[begin RAW RECORDS]

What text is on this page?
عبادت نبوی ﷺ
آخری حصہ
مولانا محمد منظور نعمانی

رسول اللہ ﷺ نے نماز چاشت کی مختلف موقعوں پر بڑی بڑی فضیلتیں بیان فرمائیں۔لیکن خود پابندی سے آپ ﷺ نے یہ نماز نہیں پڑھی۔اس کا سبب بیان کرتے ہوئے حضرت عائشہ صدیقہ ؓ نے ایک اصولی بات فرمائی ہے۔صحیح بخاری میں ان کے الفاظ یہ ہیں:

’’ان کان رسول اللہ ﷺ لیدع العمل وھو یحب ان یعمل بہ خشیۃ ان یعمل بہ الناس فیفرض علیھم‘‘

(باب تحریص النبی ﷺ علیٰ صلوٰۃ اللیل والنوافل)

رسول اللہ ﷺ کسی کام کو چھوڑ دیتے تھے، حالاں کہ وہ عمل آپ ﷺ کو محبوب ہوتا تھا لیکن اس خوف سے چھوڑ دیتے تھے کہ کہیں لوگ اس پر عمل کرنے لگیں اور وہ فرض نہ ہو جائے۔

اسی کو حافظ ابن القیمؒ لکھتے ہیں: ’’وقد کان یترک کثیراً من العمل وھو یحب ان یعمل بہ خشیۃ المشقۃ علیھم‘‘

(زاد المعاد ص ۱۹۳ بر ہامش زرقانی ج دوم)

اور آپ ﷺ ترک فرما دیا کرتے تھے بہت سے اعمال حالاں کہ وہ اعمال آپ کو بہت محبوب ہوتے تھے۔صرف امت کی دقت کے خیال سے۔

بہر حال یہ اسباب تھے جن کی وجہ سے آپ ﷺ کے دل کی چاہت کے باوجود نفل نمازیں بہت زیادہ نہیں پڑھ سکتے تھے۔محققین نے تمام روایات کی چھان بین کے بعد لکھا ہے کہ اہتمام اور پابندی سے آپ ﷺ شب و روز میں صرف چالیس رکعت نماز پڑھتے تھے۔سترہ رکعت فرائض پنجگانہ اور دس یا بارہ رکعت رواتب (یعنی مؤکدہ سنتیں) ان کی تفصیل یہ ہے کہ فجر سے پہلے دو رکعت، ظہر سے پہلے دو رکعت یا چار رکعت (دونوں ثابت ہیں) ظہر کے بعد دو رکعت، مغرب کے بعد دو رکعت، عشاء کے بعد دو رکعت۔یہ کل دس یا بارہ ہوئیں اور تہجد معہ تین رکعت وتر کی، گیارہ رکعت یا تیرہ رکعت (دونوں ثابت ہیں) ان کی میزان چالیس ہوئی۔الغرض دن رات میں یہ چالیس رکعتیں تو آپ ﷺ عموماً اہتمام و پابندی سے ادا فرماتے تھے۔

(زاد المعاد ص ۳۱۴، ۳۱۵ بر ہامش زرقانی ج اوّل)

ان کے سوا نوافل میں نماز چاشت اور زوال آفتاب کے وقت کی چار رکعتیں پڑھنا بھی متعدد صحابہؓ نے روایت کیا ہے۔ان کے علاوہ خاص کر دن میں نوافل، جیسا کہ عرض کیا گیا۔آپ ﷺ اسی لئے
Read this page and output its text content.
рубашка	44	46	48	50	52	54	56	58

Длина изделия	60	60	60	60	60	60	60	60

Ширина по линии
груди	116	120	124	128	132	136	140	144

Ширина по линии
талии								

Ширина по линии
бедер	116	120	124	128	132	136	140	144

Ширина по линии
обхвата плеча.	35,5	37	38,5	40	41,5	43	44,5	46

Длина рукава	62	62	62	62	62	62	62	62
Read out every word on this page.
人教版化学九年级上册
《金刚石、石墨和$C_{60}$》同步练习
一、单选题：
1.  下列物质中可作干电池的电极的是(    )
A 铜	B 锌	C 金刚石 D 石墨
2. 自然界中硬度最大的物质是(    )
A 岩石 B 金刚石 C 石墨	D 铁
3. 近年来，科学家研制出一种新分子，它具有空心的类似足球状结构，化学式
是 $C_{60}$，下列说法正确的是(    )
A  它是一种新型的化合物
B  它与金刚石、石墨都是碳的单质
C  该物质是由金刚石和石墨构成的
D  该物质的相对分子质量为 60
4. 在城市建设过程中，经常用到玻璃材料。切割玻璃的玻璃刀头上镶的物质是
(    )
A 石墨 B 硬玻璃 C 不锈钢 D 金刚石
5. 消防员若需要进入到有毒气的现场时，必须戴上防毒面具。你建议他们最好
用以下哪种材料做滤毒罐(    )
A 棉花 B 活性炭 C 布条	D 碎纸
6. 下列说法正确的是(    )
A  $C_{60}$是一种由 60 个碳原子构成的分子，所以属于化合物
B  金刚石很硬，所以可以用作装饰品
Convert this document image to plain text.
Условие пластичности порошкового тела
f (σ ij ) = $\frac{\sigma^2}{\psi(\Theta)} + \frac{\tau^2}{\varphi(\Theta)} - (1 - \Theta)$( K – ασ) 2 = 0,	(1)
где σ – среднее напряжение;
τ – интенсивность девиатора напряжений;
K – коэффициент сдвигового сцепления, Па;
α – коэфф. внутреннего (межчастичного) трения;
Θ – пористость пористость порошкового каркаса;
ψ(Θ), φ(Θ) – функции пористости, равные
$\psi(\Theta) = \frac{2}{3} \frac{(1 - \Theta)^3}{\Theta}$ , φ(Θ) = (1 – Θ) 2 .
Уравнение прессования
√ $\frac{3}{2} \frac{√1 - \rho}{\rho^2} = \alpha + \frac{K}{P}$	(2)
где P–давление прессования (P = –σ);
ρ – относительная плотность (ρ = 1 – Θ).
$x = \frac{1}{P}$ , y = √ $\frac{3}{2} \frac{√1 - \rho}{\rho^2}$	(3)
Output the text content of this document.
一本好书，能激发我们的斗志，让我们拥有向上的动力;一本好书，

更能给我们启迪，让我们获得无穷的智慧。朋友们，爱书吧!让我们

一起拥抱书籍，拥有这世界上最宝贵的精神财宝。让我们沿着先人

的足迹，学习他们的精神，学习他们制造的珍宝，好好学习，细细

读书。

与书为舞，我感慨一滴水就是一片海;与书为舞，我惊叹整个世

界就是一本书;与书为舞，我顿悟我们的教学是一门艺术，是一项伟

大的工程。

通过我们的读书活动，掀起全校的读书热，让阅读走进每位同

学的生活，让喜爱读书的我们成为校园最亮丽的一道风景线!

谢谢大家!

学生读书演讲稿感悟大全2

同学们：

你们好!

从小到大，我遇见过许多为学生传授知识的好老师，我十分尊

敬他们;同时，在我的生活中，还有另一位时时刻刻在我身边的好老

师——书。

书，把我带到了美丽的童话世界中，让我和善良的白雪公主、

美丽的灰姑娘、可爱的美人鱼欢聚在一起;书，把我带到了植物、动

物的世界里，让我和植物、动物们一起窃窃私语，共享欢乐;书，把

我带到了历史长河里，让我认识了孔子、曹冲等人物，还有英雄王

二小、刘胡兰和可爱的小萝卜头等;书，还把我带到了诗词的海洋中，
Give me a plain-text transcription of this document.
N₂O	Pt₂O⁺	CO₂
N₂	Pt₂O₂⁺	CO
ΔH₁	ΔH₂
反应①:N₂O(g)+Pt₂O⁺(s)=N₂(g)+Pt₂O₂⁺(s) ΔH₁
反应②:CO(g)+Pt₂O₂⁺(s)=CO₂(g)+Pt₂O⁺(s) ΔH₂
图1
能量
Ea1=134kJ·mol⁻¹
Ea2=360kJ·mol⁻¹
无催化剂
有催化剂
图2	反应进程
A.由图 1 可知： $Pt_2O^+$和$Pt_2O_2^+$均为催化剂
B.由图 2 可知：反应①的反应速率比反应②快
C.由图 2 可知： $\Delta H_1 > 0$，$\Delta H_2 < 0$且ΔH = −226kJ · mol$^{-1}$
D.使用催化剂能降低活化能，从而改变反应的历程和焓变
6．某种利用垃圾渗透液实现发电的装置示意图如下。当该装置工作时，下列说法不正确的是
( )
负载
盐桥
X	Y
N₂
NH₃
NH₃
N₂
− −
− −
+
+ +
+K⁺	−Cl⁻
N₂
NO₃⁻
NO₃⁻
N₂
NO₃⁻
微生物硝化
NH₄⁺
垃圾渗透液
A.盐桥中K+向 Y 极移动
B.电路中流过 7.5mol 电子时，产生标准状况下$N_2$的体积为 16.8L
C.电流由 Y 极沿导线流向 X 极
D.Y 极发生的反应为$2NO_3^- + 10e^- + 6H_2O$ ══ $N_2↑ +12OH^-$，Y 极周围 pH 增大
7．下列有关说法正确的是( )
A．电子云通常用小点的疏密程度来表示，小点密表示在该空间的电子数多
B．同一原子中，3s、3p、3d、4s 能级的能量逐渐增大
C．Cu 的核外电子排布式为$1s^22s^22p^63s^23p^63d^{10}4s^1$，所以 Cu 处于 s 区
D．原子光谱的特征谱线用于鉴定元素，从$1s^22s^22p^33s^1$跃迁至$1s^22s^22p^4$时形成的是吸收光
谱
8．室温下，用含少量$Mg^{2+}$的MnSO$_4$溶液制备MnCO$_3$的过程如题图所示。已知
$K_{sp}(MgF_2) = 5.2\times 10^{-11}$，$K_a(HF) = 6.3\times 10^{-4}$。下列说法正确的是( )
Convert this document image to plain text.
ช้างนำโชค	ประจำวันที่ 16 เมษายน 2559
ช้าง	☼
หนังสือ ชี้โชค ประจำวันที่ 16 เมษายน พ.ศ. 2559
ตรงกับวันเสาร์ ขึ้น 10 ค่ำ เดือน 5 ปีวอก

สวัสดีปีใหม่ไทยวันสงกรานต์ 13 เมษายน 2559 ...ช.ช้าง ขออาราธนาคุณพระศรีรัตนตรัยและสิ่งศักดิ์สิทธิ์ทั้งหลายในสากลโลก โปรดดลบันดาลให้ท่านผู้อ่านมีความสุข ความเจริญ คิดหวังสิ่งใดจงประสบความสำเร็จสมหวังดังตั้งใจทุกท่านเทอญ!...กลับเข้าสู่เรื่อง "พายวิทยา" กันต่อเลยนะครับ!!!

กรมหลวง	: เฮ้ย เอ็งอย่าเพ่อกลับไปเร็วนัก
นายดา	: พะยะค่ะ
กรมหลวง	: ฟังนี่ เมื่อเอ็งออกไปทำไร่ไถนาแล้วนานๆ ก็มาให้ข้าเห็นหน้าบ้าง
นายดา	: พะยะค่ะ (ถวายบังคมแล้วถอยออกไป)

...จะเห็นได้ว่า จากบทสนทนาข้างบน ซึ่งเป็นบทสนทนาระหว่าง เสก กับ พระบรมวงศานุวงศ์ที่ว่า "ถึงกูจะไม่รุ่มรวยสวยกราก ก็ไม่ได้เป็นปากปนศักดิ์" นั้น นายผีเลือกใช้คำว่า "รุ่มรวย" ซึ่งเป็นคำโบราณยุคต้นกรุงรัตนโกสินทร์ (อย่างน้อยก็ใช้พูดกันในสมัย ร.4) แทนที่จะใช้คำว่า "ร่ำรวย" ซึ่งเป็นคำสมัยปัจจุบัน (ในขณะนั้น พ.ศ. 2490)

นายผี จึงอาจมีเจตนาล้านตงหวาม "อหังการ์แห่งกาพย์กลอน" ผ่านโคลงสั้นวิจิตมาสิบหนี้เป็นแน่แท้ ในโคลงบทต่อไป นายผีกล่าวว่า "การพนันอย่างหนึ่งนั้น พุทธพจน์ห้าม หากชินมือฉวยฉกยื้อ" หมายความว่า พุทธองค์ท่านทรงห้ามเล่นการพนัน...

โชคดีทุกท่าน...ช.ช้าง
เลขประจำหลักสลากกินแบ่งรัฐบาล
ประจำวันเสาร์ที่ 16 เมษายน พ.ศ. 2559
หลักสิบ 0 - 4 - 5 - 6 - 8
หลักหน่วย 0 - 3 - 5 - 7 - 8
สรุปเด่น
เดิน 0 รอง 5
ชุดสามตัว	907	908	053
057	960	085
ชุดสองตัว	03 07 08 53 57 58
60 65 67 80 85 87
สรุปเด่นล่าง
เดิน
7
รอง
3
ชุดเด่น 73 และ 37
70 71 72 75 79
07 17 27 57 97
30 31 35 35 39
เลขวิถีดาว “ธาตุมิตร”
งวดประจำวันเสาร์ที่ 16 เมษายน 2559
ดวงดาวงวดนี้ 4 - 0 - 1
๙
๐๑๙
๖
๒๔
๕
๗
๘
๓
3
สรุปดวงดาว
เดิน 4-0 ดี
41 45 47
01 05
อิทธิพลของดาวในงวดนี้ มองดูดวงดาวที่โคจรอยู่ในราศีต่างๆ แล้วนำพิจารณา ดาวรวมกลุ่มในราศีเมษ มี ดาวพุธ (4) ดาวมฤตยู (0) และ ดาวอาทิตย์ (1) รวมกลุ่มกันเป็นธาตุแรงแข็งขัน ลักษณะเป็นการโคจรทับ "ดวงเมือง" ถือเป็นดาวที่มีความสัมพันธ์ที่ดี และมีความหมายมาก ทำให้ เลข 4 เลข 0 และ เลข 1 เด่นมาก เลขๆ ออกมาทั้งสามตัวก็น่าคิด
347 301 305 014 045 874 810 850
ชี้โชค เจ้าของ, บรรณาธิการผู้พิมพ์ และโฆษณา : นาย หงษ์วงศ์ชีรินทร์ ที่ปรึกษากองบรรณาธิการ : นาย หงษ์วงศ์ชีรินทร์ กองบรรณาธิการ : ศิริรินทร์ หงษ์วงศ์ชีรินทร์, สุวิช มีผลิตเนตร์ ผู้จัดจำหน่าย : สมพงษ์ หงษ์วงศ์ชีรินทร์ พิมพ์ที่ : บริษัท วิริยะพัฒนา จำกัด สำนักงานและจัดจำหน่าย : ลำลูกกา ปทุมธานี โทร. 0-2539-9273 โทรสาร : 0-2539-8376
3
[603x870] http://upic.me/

[end RAW RECORDS]

Out of the material above, select every line that holds the string "this".

What text is on this page?
Read this page and output its text content.
Read out every word on this page.
Convert this document image to plain text.
Output the text content of this document.
Give me a plain-text transcription of this document.
Convert this document image to plain text.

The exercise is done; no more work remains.